## What is asked
Could you print all the entries exactly?

>> begin Record excerpts

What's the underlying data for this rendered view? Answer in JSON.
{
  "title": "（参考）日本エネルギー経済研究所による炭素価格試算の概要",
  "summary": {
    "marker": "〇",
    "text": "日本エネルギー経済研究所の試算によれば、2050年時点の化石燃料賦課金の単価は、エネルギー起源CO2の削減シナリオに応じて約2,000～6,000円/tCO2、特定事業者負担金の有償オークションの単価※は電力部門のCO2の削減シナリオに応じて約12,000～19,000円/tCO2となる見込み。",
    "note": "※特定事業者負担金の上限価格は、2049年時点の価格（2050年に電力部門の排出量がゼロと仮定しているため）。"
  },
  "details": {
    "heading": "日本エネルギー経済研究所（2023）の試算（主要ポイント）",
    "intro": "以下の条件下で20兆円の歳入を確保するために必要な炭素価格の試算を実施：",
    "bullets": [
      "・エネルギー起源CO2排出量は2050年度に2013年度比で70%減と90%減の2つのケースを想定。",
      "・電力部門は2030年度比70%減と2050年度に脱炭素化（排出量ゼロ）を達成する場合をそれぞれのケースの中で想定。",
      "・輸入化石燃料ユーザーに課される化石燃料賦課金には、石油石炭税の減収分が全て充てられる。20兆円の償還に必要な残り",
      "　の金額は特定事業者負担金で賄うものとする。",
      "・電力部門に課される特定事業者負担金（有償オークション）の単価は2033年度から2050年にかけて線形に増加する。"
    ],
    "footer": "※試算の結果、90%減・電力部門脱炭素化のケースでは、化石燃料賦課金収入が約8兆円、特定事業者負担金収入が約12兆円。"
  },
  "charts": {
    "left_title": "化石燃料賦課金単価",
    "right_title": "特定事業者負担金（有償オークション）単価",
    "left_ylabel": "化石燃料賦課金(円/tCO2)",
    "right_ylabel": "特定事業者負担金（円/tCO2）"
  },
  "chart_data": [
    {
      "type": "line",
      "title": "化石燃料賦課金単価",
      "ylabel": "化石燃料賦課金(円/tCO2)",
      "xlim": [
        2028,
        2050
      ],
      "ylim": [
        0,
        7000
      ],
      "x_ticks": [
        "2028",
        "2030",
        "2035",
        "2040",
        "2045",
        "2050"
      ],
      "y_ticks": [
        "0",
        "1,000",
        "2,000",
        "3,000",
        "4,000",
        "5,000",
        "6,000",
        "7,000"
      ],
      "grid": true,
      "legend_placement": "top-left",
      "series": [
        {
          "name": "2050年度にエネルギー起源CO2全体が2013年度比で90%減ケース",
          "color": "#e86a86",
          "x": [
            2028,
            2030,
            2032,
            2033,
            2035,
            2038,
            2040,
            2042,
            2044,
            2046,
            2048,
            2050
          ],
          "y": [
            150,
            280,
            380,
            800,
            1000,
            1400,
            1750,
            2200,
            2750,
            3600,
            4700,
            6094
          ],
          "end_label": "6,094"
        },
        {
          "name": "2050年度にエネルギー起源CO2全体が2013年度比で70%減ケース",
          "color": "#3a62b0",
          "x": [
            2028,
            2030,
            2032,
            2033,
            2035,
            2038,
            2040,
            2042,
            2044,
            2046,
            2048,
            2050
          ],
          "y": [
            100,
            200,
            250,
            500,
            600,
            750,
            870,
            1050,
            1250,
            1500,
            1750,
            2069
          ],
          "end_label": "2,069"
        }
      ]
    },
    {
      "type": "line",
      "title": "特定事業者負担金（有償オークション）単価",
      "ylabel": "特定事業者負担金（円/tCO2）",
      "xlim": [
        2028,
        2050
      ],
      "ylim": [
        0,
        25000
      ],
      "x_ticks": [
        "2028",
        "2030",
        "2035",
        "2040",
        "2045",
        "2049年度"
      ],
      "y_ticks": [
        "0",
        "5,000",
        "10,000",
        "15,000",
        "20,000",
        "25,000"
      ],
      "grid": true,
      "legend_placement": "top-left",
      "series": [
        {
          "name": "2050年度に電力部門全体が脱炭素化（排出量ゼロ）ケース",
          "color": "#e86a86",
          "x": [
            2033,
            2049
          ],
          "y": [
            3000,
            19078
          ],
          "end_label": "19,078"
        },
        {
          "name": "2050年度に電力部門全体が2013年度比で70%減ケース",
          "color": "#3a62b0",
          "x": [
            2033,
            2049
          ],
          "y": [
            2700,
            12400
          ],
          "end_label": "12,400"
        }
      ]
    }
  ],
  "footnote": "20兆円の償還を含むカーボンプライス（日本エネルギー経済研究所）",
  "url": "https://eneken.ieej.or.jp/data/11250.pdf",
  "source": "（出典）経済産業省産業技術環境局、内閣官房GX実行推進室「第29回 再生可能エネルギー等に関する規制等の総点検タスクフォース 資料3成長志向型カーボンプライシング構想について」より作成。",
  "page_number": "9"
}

>> end Record excerpts

## Solution to the problem
What's the underlying data for this rendered view? Answer in JSON.
{
  "title": "（参考）日本エネルギー経済研究所による炭素価格試算の概要",
  "summary": {
    "marker": "〇",
    "text": "日本エネルギー経済研究所の試算によれば、2050年時点の化石燃料賦課金の単価は、エネルギー起源CO2の削減シナリオに応じて約2,000～6,000円/tCO2、特定事業者負担金の有償オークションの単価※は電力部門のCO2の削減シナリオに応じて約12,000～19,000円/tCO2となる見込み。",
    "note": "※特定事業者負担金の上限価格は、2049年時点の価格（2050年に電力部門の排出量がゼロと仮定しているため）。"
  },
  "details": {
    "heading": "日本エネルギー経済研究所（2023）の試算（主要ポイント）",
    "intro": "以下の条件下で20兆円の歳入を確保するために必要な炭素価格の試算を実施：",
    "bullets": [
      "・エネルギー起源CO2排出量は2050年度に2013年度比で70%減と90%減の2つのケースを想定。",
      "・電力部門は2030年度比70%減と2050年度に脱炭素化（排出量ゼロ）を達成する場合をそれぞれのケースの中で想定。",
      "・輸入化石燃料ユーザーに課される化石燃料賦課金には、石油石炭税の減収分が全て充てられる。20兆円の償還に必要な残り",
      "　の金額は特定事業者負担金で賄うものとする。",
      "・電力部門に課される特定事業者負担金（有償オークション）の単価は2033年度から2050年にかけて線形に増加する。"
    ],
    "footer": "※試算の結果、90%減・電力部門脱炭素化のケースでは、化石燃料賦課金収入が約8兆円、特定事業者負担金収入が約12兆円。"
  },
  "charts": {
    "left_title": "化石燃料賦課金単価",
    "right_title": "特定事業者負担金（有償オークション）単価",
    "left_ylabel": "化石燃料賦課金(円/tCO2)",
    "right_ylabel": "特定事業者負担金（円/tCO2）"
  },
  "chart_data": [
    {
      "type": "line",
      "title": "化石燃料賦課金単価",
      "ylabel": "化石燃料賦課金(円/tCO2)",
      "xlim": [
        2028,
        2050
      ],
      "ylim": [
        0,
        7000
      ],
      "x_ticks": [
        "2028",
        "2030",
        "2035",
        "2040",
        "2045",
        "2050"
      ],
      "y_ticks": [
        "0",
        "1,000",
        "2,000",
        "3,000",
        "4,000",
        "5,000",
        "6,000",
        "7,000"
      ],
      "grid": true,
      "legend_placement": "top-left",
      "series": [
        {
          "name": "2050年度にエネルギー起源CO2全体が2013年度比で90%減ケース",
          "color": "#e86a86",
          "x": [
            2028,
            2030,
            2032,
            2033,
            2035,
            2038,
            2040,
            2042,
            2044,
            2046,
            2048,
            2050
          ],
          "y": [
            150,
            280,
            380,
            800,
            1000,
            1400,
            1750,
            2200,
            2750,
            3600,
            4700,
            6094
          ],
          "end_label": "6,094"
        },
        {
          "name": "2050年度にエネルギー起源CO2全体が2013年度比で70%減ケース",
          "color": "#3a62b0",
          "x": [
            2028,
            2030,
            2032,
            2033,
            2035,
            2038,
            2040,
            2042,
            2044,
            2046,
            2048,
            2050
          ],
          "y": [
            100,
            200,
            250,
            500,
            600,
            750,
            870,
            1050,
            1250,
            1500,
            1750,
            2069
          ],
          "end_label": "2,069"
        }
      ]
    },
    {
      "type": "line",
      "title": "特定事業者負担金（有償オークション）単価",
      "ylabel": "特定事業者負担金（円/tCO2）",
      "xlim": [
        2028,
        2050
      ],
      "ylim": [
        0,
        25000
      ],
      "x_ticks": [
        "2028",
        "2030",
        "2035",
        "2040",
        "2045",
        "2049年度"
      ],
      "y_ticks": [
        "0",
        "5,000",
        "10,000",
        "15,000",
        "20,000",
        "25,000"
      ],
      "grid": true,
      "legend_placement": "top-left",
      "series": [
        {
          "name": "2050年度に電力部門全体が脱炭素化（排出量ゼロ）ケース",
          "color": "#e86a86",
          "x": [
            2033,
            2049
          ],
          "y": [
            3000,
            19078
          ],
          "end_label": "19,078"
        },
        {
          "name": "2050年度に電力部門全体が2013年度比で70%減ケース",
          "color": "#3a62b0",
          "x": [
            2033,
            2049
          ],
          "y": [
            2700,
            12400
          ],
          "end_label": "12,400"
        }
      ]
    }
  ],
  "footnote": "20兆円の償還を含むカーボンプライス（日本エネルギー経済研究所）",
  "url": "https://eneken.ieej.or.jp/data/11250.pdf",
  "source": "（出典）経済産業省産業技術環境局、内閣官房GX実行推進室「第29回 再生可能エネルギー等に関する規制等の総点検タスクフォース 資料3成長志向型カーボンプライシング構想について」より作成。",
  "page_number": "9"
}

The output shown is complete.